◆ Short task
Locate the word "oligouri" in the entries below, then gather every line that holds it.
---+---
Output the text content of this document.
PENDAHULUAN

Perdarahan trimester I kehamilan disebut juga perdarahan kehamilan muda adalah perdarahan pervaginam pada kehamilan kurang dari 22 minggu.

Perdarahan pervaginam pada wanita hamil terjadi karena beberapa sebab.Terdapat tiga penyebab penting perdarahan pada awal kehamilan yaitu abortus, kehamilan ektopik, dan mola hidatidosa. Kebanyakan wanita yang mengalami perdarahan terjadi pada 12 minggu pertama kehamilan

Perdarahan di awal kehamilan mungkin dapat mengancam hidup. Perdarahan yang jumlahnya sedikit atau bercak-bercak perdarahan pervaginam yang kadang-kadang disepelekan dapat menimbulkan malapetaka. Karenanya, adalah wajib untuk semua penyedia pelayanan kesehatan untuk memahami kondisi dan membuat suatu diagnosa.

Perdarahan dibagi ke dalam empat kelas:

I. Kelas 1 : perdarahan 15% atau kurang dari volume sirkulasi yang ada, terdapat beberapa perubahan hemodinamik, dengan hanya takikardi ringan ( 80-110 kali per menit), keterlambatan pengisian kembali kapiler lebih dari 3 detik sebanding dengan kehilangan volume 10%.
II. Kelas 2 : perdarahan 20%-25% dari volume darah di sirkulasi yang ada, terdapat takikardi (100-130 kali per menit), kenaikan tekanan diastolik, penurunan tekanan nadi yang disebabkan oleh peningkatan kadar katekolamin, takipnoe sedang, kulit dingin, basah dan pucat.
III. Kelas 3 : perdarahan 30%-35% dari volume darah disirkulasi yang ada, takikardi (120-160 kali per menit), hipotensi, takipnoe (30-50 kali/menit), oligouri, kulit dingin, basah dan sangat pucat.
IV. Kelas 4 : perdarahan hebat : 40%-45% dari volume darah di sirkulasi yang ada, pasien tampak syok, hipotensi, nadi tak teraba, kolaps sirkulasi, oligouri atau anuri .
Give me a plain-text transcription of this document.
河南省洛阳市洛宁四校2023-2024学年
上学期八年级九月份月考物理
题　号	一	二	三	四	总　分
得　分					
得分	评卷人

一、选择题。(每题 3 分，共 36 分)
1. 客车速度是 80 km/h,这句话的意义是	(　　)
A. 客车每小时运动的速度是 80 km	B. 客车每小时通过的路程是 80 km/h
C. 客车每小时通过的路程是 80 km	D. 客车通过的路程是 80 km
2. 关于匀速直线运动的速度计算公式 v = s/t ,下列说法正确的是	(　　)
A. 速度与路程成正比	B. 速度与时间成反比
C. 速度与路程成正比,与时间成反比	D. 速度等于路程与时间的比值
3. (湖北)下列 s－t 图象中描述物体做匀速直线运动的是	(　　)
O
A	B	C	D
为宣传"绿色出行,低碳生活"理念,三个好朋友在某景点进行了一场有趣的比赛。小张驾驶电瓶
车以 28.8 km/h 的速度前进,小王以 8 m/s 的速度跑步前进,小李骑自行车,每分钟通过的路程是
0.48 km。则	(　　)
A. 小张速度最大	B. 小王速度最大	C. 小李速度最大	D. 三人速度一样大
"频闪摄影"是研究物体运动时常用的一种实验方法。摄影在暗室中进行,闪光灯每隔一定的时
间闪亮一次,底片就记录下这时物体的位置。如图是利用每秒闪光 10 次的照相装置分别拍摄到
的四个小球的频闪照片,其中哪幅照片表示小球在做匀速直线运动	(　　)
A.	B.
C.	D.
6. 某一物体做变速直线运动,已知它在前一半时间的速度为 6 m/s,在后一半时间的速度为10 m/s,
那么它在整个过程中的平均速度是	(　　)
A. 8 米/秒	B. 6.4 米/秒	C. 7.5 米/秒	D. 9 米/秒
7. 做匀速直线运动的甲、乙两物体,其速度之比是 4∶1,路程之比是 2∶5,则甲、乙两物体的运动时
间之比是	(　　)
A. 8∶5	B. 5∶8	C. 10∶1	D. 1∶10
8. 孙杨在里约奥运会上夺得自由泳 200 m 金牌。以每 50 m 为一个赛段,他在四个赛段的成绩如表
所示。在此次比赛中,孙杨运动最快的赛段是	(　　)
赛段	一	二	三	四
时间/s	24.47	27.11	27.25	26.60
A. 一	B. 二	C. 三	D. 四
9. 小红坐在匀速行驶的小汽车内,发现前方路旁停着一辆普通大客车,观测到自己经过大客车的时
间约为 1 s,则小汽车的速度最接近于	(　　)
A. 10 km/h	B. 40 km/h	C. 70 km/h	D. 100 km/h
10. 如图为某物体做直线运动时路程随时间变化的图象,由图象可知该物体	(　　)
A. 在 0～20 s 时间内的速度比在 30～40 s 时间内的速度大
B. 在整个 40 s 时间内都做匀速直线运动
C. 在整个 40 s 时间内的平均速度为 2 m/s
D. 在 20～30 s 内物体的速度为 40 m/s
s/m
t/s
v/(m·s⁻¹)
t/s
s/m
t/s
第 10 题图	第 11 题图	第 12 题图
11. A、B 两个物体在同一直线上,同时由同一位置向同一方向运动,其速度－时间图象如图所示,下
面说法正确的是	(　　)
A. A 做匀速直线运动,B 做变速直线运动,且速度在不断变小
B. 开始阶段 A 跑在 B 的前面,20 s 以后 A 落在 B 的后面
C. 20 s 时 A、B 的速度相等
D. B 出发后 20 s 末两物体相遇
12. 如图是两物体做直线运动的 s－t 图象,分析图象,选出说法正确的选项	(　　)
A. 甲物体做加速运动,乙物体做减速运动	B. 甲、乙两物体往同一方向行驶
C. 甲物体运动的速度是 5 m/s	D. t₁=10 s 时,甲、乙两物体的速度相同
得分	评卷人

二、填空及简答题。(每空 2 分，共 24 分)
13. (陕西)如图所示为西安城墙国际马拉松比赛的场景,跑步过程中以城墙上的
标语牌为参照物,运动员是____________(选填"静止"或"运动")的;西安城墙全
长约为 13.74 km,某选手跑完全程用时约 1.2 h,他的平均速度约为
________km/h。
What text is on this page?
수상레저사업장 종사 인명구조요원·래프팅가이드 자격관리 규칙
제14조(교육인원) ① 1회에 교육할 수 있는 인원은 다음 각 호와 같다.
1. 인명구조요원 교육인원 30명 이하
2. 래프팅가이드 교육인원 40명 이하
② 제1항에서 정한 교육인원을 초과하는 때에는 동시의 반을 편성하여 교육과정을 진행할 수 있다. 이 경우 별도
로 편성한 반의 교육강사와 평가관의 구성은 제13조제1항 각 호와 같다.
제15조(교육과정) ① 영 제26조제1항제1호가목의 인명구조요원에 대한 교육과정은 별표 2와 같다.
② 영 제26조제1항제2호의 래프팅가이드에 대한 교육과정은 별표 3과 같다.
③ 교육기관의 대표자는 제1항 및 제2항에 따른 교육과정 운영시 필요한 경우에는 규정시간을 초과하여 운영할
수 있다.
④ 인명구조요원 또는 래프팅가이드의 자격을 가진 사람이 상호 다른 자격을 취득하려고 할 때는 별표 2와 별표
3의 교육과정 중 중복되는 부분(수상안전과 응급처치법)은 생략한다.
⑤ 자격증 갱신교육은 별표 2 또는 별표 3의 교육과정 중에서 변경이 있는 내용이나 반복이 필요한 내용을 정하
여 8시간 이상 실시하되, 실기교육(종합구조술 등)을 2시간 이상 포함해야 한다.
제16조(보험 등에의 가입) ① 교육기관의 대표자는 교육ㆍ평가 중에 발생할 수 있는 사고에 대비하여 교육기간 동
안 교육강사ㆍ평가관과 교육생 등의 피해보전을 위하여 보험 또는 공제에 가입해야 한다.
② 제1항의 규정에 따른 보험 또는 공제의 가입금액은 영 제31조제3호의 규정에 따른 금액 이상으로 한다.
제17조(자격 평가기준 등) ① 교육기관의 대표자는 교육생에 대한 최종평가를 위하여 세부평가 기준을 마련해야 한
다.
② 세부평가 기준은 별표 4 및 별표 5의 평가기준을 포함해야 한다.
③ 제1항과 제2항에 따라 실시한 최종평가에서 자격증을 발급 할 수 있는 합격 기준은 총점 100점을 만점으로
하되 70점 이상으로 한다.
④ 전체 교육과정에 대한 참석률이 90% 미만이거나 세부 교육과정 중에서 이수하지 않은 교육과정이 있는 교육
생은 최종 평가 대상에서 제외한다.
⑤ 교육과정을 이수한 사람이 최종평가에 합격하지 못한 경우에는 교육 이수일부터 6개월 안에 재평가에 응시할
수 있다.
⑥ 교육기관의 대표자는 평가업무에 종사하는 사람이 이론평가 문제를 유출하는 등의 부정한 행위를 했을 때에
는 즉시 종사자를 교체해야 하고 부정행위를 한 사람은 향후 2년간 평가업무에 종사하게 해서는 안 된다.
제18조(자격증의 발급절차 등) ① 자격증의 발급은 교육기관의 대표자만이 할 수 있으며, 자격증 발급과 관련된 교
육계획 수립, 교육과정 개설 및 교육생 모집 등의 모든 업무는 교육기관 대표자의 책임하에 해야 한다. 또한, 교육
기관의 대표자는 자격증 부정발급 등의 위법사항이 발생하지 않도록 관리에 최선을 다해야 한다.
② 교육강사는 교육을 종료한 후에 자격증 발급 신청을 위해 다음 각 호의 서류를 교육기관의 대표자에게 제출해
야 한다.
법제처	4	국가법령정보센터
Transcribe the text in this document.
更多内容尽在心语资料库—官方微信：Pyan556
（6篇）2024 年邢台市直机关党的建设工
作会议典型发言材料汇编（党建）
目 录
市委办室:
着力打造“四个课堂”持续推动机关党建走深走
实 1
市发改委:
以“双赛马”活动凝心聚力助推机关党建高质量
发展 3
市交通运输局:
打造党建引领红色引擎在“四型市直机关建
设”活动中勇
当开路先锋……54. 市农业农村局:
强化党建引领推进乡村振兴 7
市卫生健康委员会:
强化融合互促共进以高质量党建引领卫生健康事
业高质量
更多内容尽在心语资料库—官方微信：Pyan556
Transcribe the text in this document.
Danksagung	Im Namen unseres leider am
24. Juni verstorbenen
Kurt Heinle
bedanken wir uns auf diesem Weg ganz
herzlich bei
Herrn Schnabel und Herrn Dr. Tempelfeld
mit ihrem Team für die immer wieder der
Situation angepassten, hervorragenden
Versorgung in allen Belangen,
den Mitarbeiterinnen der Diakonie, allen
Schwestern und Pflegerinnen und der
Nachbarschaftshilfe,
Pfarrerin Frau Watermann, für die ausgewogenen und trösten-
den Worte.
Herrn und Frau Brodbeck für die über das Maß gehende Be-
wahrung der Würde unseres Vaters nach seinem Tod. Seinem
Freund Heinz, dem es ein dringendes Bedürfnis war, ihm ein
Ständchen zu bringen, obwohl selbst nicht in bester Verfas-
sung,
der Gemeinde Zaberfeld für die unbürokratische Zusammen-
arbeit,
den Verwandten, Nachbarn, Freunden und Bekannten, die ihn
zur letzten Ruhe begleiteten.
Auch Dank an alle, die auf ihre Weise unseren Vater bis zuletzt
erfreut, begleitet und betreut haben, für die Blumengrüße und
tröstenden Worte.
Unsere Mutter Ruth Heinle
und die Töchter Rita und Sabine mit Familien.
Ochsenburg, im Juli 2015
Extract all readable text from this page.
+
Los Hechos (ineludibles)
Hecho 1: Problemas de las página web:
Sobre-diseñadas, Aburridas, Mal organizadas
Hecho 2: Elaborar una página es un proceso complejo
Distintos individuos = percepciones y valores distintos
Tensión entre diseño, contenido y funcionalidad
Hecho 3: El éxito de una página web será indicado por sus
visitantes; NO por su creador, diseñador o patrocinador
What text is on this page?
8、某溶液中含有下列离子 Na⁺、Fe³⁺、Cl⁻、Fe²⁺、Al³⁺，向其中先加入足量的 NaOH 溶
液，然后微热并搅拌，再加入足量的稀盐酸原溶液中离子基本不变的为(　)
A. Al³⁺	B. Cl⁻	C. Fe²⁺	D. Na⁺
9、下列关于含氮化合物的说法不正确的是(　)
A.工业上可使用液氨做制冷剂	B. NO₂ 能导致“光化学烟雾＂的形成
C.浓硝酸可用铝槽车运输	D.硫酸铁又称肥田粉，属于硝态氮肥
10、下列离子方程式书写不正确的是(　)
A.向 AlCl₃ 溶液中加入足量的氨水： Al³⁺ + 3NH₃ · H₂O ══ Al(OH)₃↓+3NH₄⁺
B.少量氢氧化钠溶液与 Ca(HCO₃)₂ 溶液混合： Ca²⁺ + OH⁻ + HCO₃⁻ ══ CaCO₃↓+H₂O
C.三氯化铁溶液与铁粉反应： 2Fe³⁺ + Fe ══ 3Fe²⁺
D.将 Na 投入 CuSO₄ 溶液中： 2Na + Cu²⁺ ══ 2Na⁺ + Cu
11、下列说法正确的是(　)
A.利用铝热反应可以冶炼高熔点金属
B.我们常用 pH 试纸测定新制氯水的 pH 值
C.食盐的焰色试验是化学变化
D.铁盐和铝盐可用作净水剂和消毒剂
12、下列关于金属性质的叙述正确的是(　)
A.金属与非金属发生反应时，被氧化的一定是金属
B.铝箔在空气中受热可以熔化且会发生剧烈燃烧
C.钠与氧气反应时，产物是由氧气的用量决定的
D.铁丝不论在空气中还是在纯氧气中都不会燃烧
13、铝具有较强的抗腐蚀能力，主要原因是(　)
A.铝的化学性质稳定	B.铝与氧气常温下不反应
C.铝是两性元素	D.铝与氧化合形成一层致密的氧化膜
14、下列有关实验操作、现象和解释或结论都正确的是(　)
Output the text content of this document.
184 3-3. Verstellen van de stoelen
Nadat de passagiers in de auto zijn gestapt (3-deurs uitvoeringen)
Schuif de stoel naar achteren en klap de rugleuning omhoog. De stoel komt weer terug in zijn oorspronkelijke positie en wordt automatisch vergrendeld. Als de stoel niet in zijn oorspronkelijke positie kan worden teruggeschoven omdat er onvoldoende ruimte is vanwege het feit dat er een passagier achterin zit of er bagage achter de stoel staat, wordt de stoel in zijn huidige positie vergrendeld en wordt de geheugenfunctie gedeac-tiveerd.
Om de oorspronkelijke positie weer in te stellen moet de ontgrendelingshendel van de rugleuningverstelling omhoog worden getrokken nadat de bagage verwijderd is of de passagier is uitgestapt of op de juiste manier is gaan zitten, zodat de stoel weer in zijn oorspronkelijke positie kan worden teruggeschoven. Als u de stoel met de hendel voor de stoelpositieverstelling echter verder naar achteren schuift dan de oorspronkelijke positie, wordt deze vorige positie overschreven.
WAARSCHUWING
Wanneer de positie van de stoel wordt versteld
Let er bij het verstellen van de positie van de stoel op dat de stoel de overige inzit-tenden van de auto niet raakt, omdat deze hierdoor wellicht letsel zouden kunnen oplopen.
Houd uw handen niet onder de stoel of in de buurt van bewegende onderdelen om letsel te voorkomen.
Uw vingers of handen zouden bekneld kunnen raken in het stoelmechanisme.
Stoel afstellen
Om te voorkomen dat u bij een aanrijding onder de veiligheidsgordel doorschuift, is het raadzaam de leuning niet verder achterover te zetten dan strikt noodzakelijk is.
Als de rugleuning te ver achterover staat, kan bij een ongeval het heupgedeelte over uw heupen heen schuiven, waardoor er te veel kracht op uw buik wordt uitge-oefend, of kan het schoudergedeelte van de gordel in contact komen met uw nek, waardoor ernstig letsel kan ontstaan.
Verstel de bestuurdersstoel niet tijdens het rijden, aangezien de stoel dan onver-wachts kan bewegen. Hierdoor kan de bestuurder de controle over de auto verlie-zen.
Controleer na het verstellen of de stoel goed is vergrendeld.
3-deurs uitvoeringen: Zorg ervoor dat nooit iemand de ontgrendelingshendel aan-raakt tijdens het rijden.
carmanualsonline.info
---+---
◆ Completed exercise
III. Kelas 3 : perdarahan 30%-35% dari volume darah disirkulasi yang ada, takikardi (120-160 kali per menit), hipotensi, takipnoe (30-50 kali/menit), oligouri, kulit dingin, basah dan sangat pucat.
IV. Kelas 4 : perdarahan hebat : 40%-45% dari volume darah di sirkulasi yang ada, pasien tampak syok, hipotensi, nadi tak teraba, kolaps sirkulasi, oligouri atau anuri .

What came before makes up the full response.